Hace un par de días una buena amiga publicó en Facebook una genialidad al respecto del conflicto árabe-israelí, la cual cito:

 “Palestina debería ser como Polanco. Aquí hay iglesias, sinagogas, velos, pelucas, cruces, estrellas (…) Nuestro único problema grave es el tráfico, pero hasta eso: todos juntos nos quejamos(…)”

Aunque reí bastante con la puntada de la diseñadora consentida de la familia, hay mucho de razón en sus palabras. Lugar de embajadas, desarrollos habitacionales de precios exorbitantes, corporativos de varias trasnacionales, lo mejor de la cocina nacional e internacional, boutiques de las mejores marcas y varios de los parques mejor cuidados de la ciudad, Polanco es para muchos una de las mejores zonas de la capital.

Cosmopolita de origen, no es raro toparse por Horacio, Presidente Masaryk, Campos Elíseos o alguna de sus otras calles principales a extranjeros de todo tipo: ya ves a un grupo de coreanos hablando rapidísimo, un par de alemanes en bicicleta disfrutando el clima, tres libaneses hablando de negocios o a un padre judío charlando amenamente con su hijo (la yarmulke –el gorro ceremonial yiddish- delata sus creencias).

Lo que hace este conjunto algo envidiable es la tranquilidad con la que cada quién hace lo suyo, sin meterse en los asuntos del otro. Lo que debería ser una máxima en la convivencia humana, pareciera que se ha convertido en un bien cada vez más escaso. Y las noticias que azotan lo comprueban: el odio se ha convertido en la moneda de cambio estos últimos días.

Como siempre, he leído y escuchado opiniones muy diversas sobre el conflicto en Gaza, algunas alimentadas por las desgarradoras imágenes de muerte provocadas por las incursiones israelíes. Y, oportunistas como siempre, nos lanzamos a exigir (qué patraña) en conflictos que simplemente no entendemos.

La situación en medio oriente se puede reducir a una notoria incapacidad de ambas partes de, como diría mi abuela, “estarse sosiegos”. En ambos lados hay locos fundamentalistas que desean ver al bando contrario exterminado. Israel cuenta con un cuerpo militar capacitado y patrocinado por los Estados Unidos (EEUU y el judaísmo tienen grandes deudas entre sí), mientras que Palestina tiene una camada de personas dispuestas a todo, lo cual puede resultar rústico pero no por ello menos peligroso.

[Registros contenidos en un conjunto de datos]

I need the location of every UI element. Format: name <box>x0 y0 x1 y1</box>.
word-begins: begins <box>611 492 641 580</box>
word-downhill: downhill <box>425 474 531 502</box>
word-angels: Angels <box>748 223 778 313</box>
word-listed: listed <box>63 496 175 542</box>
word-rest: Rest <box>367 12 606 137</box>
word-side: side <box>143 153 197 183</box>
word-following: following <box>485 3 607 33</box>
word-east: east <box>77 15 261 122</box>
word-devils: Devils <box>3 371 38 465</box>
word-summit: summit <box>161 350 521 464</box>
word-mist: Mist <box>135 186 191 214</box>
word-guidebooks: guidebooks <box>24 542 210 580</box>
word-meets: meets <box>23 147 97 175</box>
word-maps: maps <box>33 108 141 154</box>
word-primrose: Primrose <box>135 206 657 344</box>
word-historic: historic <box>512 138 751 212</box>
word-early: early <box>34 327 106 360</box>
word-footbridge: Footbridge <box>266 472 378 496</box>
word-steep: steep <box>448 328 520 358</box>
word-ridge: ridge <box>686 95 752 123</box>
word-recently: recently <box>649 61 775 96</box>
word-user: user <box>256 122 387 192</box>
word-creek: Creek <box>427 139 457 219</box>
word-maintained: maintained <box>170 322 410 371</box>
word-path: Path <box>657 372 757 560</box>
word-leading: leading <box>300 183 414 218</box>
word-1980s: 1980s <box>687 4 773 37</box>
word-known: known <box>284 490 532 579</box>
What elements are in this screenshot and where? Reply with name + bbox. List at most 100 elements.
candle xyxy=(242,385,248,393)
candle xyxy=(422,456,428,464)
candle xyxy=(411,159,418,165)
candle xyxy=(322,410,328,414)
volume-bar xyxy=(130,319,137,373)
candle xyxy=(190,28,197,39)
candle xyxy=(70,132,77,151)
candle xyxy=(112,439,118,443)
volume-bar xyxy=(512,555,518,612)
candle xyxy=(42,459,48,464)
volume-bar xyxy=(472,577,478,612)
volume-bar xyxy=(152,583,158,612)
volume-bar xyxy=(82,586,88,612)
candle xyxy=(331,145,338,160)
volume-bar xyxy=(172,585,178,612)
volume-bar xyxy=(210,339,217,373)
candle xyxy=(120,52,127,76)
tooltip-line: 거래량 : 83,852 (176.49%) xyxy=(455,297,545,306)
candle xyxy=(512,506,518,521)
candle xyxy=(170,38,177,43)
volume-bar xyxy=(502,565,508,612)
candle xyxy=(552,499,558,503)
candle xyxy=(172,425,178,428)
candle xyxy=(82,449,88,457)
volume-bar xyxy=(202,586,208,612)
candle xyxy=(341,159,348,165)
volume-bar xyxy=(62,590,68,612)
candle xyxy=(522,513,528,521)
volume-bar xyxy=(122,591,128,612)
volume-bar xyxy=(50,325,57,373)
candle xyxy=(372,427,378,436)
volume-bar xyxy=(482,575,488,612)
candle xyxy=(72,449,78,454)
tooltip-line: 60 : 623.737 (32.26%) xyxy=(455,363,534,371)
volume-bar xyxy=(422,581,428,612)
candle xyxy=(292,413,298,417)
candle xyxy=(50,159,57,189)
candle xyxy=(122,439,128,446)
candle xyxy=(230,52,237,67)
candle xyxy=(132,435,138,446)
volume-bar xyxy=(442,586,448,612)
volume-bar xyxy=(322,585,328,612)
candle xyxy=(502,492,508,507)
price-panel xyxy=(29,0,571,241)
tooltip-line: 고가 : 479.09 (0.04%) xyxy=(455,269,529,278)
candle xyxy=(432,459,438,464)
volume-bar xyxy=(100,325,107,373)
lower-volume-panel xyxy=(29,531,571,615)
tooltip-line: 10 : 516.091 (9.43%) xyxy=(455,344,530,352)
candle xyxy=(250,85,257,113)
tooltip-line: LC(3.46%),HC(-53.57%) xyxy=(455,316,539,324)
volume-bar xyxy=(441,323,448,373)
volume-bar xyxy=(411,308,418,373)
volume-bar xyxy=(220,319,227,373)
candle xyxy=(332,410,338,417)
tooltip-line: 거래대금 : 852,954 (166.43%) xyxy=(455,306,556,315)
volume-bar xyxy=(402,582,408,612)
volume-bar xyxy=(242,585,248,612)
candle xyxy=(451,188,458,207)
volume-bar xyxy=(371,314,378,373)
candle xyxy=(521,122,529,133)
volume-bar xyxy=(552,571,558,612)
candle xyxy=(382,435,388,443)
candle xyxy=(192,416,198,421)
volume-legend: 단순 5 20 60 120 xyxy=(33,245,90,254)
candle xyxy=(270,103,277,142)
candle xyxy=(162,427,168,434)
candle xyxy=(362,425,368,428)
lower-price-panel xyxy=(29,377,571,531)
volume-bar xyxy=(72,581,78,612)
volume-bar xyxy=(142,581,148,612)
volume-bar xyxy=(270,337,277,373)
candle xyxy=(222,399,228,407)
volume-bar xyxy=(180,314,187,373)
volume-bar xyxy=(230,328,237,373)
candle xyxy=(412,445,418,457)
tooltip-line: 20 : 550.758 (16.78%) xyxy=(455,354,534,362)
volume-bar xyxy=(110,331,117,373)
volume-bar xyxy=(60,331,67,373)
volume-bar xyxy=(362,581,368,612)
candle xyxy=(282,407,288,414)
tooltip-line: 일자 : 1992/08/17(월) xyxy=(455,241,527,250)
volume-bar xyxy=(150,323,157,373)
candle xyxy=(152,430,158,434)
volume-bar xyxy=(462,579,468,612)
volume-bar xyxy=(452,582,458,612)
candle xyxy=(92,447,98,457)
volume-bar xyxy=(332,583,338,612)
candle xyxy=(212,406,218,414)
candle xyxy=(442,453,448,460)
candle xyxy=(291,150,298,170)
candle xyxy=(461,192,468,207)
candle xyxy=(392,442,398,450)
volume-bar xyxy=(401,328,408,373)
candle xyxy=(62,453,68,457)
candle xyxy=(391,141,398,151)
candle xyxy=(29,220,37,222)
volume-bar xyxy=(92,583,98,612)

### ACTIVIDAD 1
Responde brevemente, según el texto sobre Polanco:
(a) ¿Cuál es el único problema grave de Polanco, según la cita de la amiga?
(b) ¿Qué calles principales de Polanco se nombran?
(c) ¿Qué país patrocina al cuerpo militar de Israel?
### ACTIVIDAD 2
Continúa el texto sobre Polanco y el conflicto en Gaza a partir de su última oración.

### RESPUESTA 1
(a) El tráfico.
(b) Horacio, Presidente Masaryk y Campos Elíseos.
(c) Los Estados Unidos.

### RESPUESTA 2
Y ahí es donde reside el meollo del asunto: ambos tienen la razón, y ambos están terriblemente equivocados. Y todo apunta a que nadie desea sentarse a la mesa, porque a estas alturas ya no importa quién lanzó la primera piedra, sino quién cae al último bajo el peso de todas las demás piedras que se han lanzado.

Como siempre, la principal víctima de las guerras es el sentido común, y todos estamos ansiosos por tomar partido de uno u otro lado. El tomar partido conlleva a la discusión (que no al debate) el cual casi siempre termina mal. Y así, un problema que ni siquiera nos compete termina por engullirnos en la misma vorágine de odio e irracionalidad. Ojo por ojo y el mundo terminará ciego, como lo predijo Gandhi.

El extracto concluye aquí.